> _EXERCISE OBJECTIVE_
Leave out the pictures and copy each record below exactly.

> _ROWS_
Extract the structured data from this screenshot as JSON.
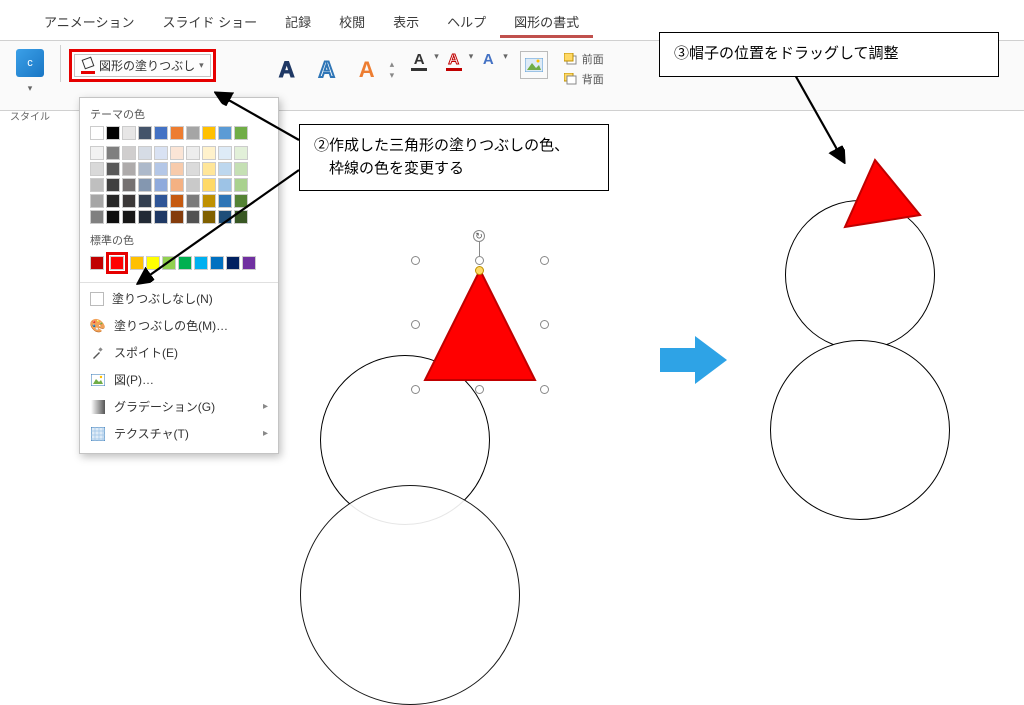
{
  "ribbon": {
    "tabs": [
      "アニメーション",
      "スライド ショー",
      "記録",
      "校閲",
      "表示",
      "ヘルプ",
      "図形の書式"
    ],
    "active_index": 6
  },
  "toolbar": {
    "fill_button_label": "図形の塗りつぶし",
    "styles_label": "スタイル",
    "arrange_front": "前面",
    "arrange_back": "背面"
  },
  "dropdown": {
    "theme_title": "テーマの色",
    "standard_title": "標準の色",
    "theme_colors_row1": [
      "#ffffff",
      "#000000",
      "#e7e6e6",
      "#44546a",
      "#4472c4",
      "#ed7d31",
      "#a5a5a5",
      "#ffc000",
      "#5b9bd5",
      "#70ad47"
    ],
    "theme_shades": [
      [
        "#f2f2f2",
        "#7f7f7f",
        "#d0cece",
        "#d6dce5",
        "#d9e2f3",
        "#fbe5d6",
        "#ededed",
        "#fff2cc",
        "#deebf7",
        "#e2f0d9"
      ],
      [
        "#d9d9d9",
        "#595959",
        "#aeabab",
        "#adb9ca",
        "#b4c7e7",
        "#f7cbac",
        "#dbdbdb",
        "#ffe699",
        "#bdd7ee",
        "#c5e0b4"
      ],
      [
        "#bfbfbf",
        "#404040",
        "#757171",
        "#8497b0",
        "#8faadc",
        "#f4b183",
        "#c9c9c9",
        "#ffd966",
        "#9dc3e6",
        "#a9d18e"
      ],
      [
        "#a6a6a6",
        "#262626",
        "#3b3838",
        "#333f50",
        "#2f5597",
        "#c55a11",
        "#7b7b7b",
        "#bf9000",
        "#2e75b6",
        "#548235"
      ],
      [
        "#808080",
        "#0d0d0d",
        "#171717",
        "#222a35",
        "#1f3864",
        "#843c0c",
        "#525252",
        "#806000",
        "#1e4e79",
        "#385723"
      ]
    ],
    "standard_colors": [
      "#c00000",
      "#ff0000",
      "#ffc000",
      "#ffff00",
      "#92d050",
      "#00b050",
      "#00b0f0",
      "#0070c0",
      "#002060",
      "#7030a0"
    ],
    "no_fill": "塗りつぶしなし(N)",
    "more_colors": "塗りつぶしの色(M)…",
    "eyedropper": "スポイト(E)",
    "picture": "図(P)…",
    "gradient": "グラデーション(G)",
    "texture": "テクスチャ(T)"
  },
  "callouts": {
    "c2_line1": "②作成した三角形の塗りつぶしの色、",
    "c2_line2": "　枠線の色を変更する",
    "c3": "③帽子の位置をドラッグして調整"
  },
  "shapes": {
    "triangle_fill": "#ff0000",
    "triangle_stroke": "#c00000"
  }
}
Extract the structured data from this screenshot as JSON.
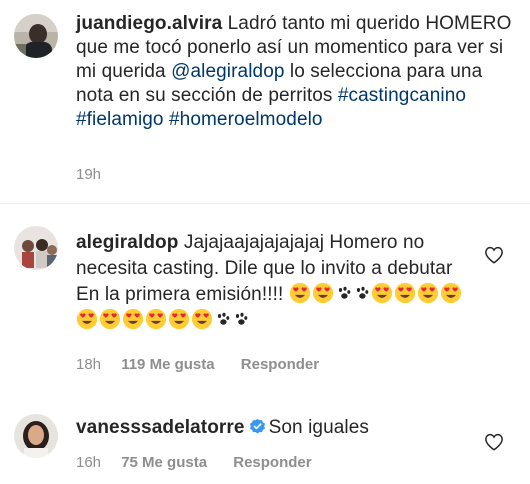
{
  "comments": [
    {
      "username": "juandiego.alvira",
      "text_1": " Ladró tanto mi querido HOMERO que me tocó ponerlo así un momentico para ver si mi querida ",
      "mention": "@alegiraldop",
      "text_2": " lo selecciona para una nota en su sección de perritos ",
      "hashtags": [
        "#castingcanino",
        "#fielamigo",
        "#homeroelmodelo"
      ],
      "time": "19h"
    },
    {
      "username": "alegiraldop",
      "text": " Jajajaajajajajajaj Homero no necesita casting. Dile que lo invito a debutar En la primera emisión!!!! ",
      "emoji_name": "heart-eyes-icon",
      "paw_name": "paw-prints-icon",
      "time": "18h",
      "likes": "119 Me gusta",
      "reply": "Responder"
    },
    {
      "username": "vanesssadelatorre",
      "verified_icon": "verified-badge-icon",
      "text": "Son iguales",
      "time": "16h",
      "likes": "75 Me gusta",
      "reply": "Responder"
    }
  ],
  "icons": {
    "like": "heart-outline-icon"
  },
  "colors": {
    "text": "#262626",
    "meta": "#8e8e8e",
    "link": "#00376b",
    "verified": "#3897f0"
  }
}
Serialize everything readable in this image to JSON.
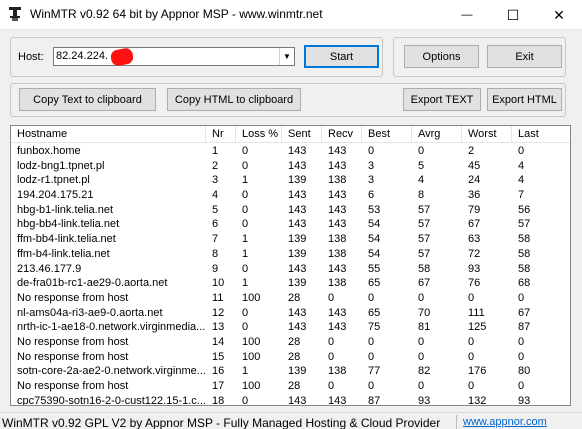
{
  "window": {
    "title": "WinMTR v0.92 64 bit by Appnor MSP - www.winmtr.net",
    "minimize_glyph": "—",
    "maximize_glyph": "☐",
    "close_glyph": "✕"
  },
  "host": {
    "label": "Host:",
    "value": "82.24.224."
  },
  "buttons": {
    "start": "Start",
    "options": "Options",
    "exit": "Exit",
    "copy_text": "Copy Text to clipboard",
    "copy_html": "Copy HTML to clipboard",
    "export_text": "Export TEXT",
    "export_html": "Export HTML"
  },
  "table": {
    "columns": [
      "Hostname",
      "Nr",
      "Loss %",
      "Sent",
      "Recv",
      "Best",
      "Avrg",
      "Worst",
      "Last"
    ],
    "rows": [
      [
        "funbox.home",
        "1",
        "0",
        "143",
        "143",
        "0",
        "0",
        "2",
        "0"
      ],
      [
        "lodz-bng1.tpnet.pl",
        "2",
        "0",
        "143",
        "143",
        "3",
        "5",
        "45",
        "4"
      ],
      [
        "lodz-r1.tpnet.pl",
        "3",
        "1",
        "139",
        "138",
        "3",
        "4",
        "24",
        "4"
      ],
      [
        "194.204.175.21",
        "4",
        "0",
        "143",
        "143",
        "6",
        "8",
        "36",
        "7"
      ],
      [
        "hbg-b1-link.telia.net",
        "5",
        "0",
        "143",
        "143",
        "53",
        "57",
        "79",
        "56"
      ],
      [
        "hbg-bb4-link.telia.net",
        "6",
        "0",
        "143",
        "143",
        "54",
        "57",
        "67",
        "57"
      ],
      [
        "ffm-bb4-link.telia.net",
        "7",
        "1",
        "139",
        "138",
        "54",
        "57",
        "63",
        "58"
      ],
      [
        "ffm-b4-link.telia.net",
        "8",
        "1",
        "139",
        "138",
        "54",
        "57",
        "72",
        "58"
      ],
      [
        "213.46.177.9",
        "9",
        "0",
        "143",
        "143",
        "55",
        "58",
        "93",
        "58"
      ],
      [
        "de-fra01b-rc1-ae29-0.aorta.net",
        "10",
        "1",
        "139",
        "138",
        "65",
        "67",
        "76",
        "68"
      ],
      [
        "No response from host",
        "11",
        "100",
        "28",
        "0",
        "0",
        "0",
        "0",
        "0"
      ],
      [
        "nl-ams04a-ri3-ae9-0.aorta.net",
        "12",
        "0",
        "143",
        "143",
        "65",
        "70",
        "111",
        "67"
      ],
      [
        "nrth-ic-1-ae18-0.network.virginmedia....",
        "13",
        "0",
        "143",
        "143",
        "75",
        "81",
        "125",
        "87"
      ],
      [
        "No response from host",
        "14",
        "100",
        "28",
        "0",
        "0",
        "0",
        "0",
        "0"
      ],
      [
        "No response from host",
        "15",
        "100",
        "28",
        "0",
        "0",
        "0",
        "0",
        "0"
      ],
      [
        "sotn-core-2a-ae2-0.network.virginme....",
        "16",
        "1",
        "139",
        "138",
        "77",
        "82",
        "176",
        "80"
      ],
      [
        "No response from host",
        "17",
        "100",
        "28",
        "0",
        "0",
        "0",
        "0",
        "0"
      ],
      [
        "cpc75390-sotn16-2-0-cust122.15-1.c...",
        "18",
        "0",
        "143",
        "143",
        "87",
        "93",
        "132",
        "93"
      ]
    ]
  },
  "status": {
    "text": "WinMTR v0.92 GPL V2 by Appnor MSP - Fully Managed Hosting & Cloud Provider",
    "link": "www.appnor.com"
  },
  "colors": {
    "accent": "#0078d7",
    "link": "#0066cc",
    "redaction": "#ff1010"
  }
}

> _FINAL RESULT_
Extract the structured data from this screenshot as JSON.
{
  "ribbon": {
    "tabs": [
      "アニメーション",
      "スライド ショー",
      "記録",
      "校閲",
      "表示",
      "ヘルプ",
      "図形の書式"
    ],
    "active_index": 6
  },
  "toolbar": {
    "fill_button_label": "図形の塗りつぶし",
    "styles_label": "スタイル",
    "arrange_front": "前面",
    "arrange_back": "背面"
  },
  "dropdown": {
    "theme_title": "テーマの色",
    "standard_title": "標準の色",
    "theme_colors_row1": [
      "#ffffff",
      "#000000",
      "#e7e6e6",
      "#44546a",
      "#4472c4",
      "#ed7d31",
      "#a5a5a5",
      "#ffc000",
      "#5b9bd5",
      "#70ad47"
    ],
    "theme_shades": [
      [
        "#f2f2f2",
        "#7f7f7f",
        "#d0cece",
        "#d6dce5",
        "#d9e2f3",
        "#fbe5d6",
        "#ededed",
        "#fff2cc",
        "#deebf7",
        "#e2f0d9"
      ],
      [
        "#d9d9d9",
        "#595959",
        "#aeabab",
        "#adb9ca",
        "#b4c7e7",
        "#f7cbac",
        "#dbdbdb",
        "#ffe699",
        "#bdd7ee",
        "#c5e0b4"
      ],
      [
        "#bfbfbf",
        "#404040",
        "#757171",
        "#8497b0",
        "#8faadc",
        "#f4b183",
        "#c9c9c9",
        "#ffd966",
        "#9dc3e6",
        "#a9d18e"
      ],
      [
        "#a6a6a6",
        "#262626",
        "#3b3838",
        "#333f50",
        "#2f5597",
        "#c55a11",
        "#7b7b7b",
        "#bf9000",
        "#2e75b6",
        "#548235"
      ],
      [
        "#808080",
        "#0d0d0d",
        "#171717",
        "#222a35",
        "#1f3864",
        "#843c0c",
        "#525252",
        "#806000",
        "#1e4e79",
        "#385723"
      ]
    ],
    "standard_colors": [
      "#c00000",
      "#ff0000",
      "#ffc000",
      "#ffff00",
      "#92d050",
      "#00b050",
      "#00b0f0",
      "#0070c0",
      "#002060",
      "#7030a0"
    ],
    "no_fill": "塗りつぶしなし(N)",
    "more_colors": "塗りつぶしの色(M)…",
    "eyedropper": "スポイト(E)",
    "picture": "図(P)…",
    "gradient": "グラデーション(G)",
    "texture": "テクスチャ(T)"
  },
  "callouts": {
    "c2_line1": "②作成した三角形の塗りつぶしの色、",
    "c2_line2": "　枠線の色を変更する",
    "c3": "③帽子の位置をドラッグして調整"
  },
  "shapes": {
    "triangle_fill": "#ff0000",
    "triangle_stroke": "#c00000"
  }
}
Extract the structured data from this screenshot as JSON.
{
  "comments": [
    {
      "username": "juandiego.alvira",
      "text_1": " Ladró tanto mi querido HOMERO que me tocó ponerlo así un momentico para ver si mi querida ",
      "mention": "@alegiraldop",
      "text_2": " lo selecciona para una nota en su sección de perritos ",
      "hashtags": [
        "#castingcanino",
        "#fielamigo",
        "#homeroelmodelo"
      ],
      "time": "19h"
    },
    {
      "username": "alegiraldop",
      "text": " Jajajaajajajajajaj Homero no necesita casting. Dile que lo invito a debutar En la primera emisión!!!! ",
      "emoji_name": "heart-eyes-icon",
      "paw_name": "paw-prints-icon",
      "time": "18h",
      "likes": "119 Me gusta",
      "reply": "Responder"
    },
    {
      "username": "vanesssadelatorre",
      "verified_icon": "verified-badge-icon",
      "text": "Son iguales",
      "time": "16h",
      "likes": "75 Me gusta",
      "reply": "Responder"
    }
  ],
  "icons": {
    "like": "heart-outline-icon"
  },
  "colors": {
    "text": "#262626",
    "meta": "#8e8e8e",
    "link": "#00376b",
    "verified": "#3897f0"
  }
}
Serialize everything readable in this image to JSON.
{
  "window": {
    "title": "WinMTR v0.92 64 bit by Appnor MSP - www.winmtr.net",
    "minimize_glyph": "—",
    "maximize_glyph": "☐",
    "close_glyph": "✕"
  },
  "host": {
    "label": "Host:",
    "value": "82.24.224."
  },
  "buttons": {
    "start": "Start",
    "options": "Options",
    "exit": "Exit",
    "copy_text": "Copy Text to clipboard",
    "copy_html": "Copy HTML to clipboard",
    "export_text": "Export TEXT",
    "export_html": "Export HTML"
  },
  "table": {
    "columns": [
      "Hostname",
      "Nr",
      "Loss %",
      "Sent",
      "Recv",
      "Best",
      "Avrg",
      "Worst",
      "Last"
    ],
    "rows": [
      [
        "funbox.home",
        "1",
        "0",
        "143",
        "143",
        "0",
        "0",
        "2",
        "0"
      ],
      [
        "lodz-bng1.tpnet.pl",
        "2",
        "0",
        "143",
        "143",
        "3",
        "5",
        "45",
        "4"
      ],
      [
        "lodz-r1.tpnet.pl",
        "3",
        "1",
        "139",
        "138",
        "3",
        "4",
        "24",
        "4"
      ],
      [
        "194.204.175.21",
        "4",
        "0",
        "143",
        "143",
        "6",
        "8",
        "36",
        "7"
      ],
      [
        "hbg-b1-link.telia.net",
        "5",
        "0",
        "143",
        "143",
        "53",
        "57",
        "79",
        "56"
      ],
      [
        "hbg-bb4-link.telia.net",
        "6",
        "0",
        "143",
        "143",
        "54",
        "57",
        "67",
        "57"
      ],
      [
        "ffm-bb4-link.telia.net",
        "7",
        "1",
        "139",
        "138",
        "54",
        "57",
        "63",
        "58"
      ],
      [
        "ffm-b4-link.telia.net",
        "8",
        "1",
        "139",
        "138",
        "54",
        "57",
        "72",
        "58"
      ],
      [
        "213.46.177.9",
        "9",
        "0",
        "143",
        "143",
        "55",
        "58",
        "93",
        "58"
      ],
      [
        "de-fra01b-rc1-ae29-0.aorta.net",
        "10",
        "1",
        "139",
        "138",
        "65",
        "67",
        "76",
        "68"
      ],
      [
        "No response from host",
        "11",
        "100",
        "28",
        "0",
        "0",
        "0",
        "0",
        "0"
      ],
      [
        "nl-ams04a-ri3-ae9-0.aorta.net",
        "12",
        "0",
        "143",
        "143",
        "65",
        "70",
        "111",
        "67"
      ],
      [
        "nrth-ic-1-ae18-0.network.virginmedia....",
        "13",
        "0",
        "143",
        "143",
        "75",
        "81",
        "125",
        "87"
      ],
      [
        "No response from host",
        "14",
        "100",
        "28",
        "0",
        "0",
        "0",
        "0",
        "0"
      ],
      [
        "No response from host",
        "15",
        "100",
        "28",
        "0",
        "0",
        "0",
        "0",
        "0"
      ],
      [
        "sotn-core-2a-ae2-0.network.virginme....",
        "16",
        "1",
        "139",
        "138",
        "77",
        "82",
        "176",
        "80"
      ],
      [
        "No response from host",
        "17",
        "100",
        "28",
        "0",
        "0",
        "0",
        "0",
        "0"
      ],
      [
        "cpc75390-sotn16-2-0-cust122.15-1.c...",
        "18",
        "0",
        "143",
        "143",
        "87",
        "93",
        "132",
        "93"
      ]
    ]
  },
  "status": {
    "text": "WinMTR v0.92 GPL V2 by Appnor MSP - Fully Managed Hosting & Cloud Provider",
    "link": "www.appnor.com"
  },
  "colors": {
    "accent": "#0078d7",
    "link": "#0066cc",
    "redaction": "#ff1010"
  }
}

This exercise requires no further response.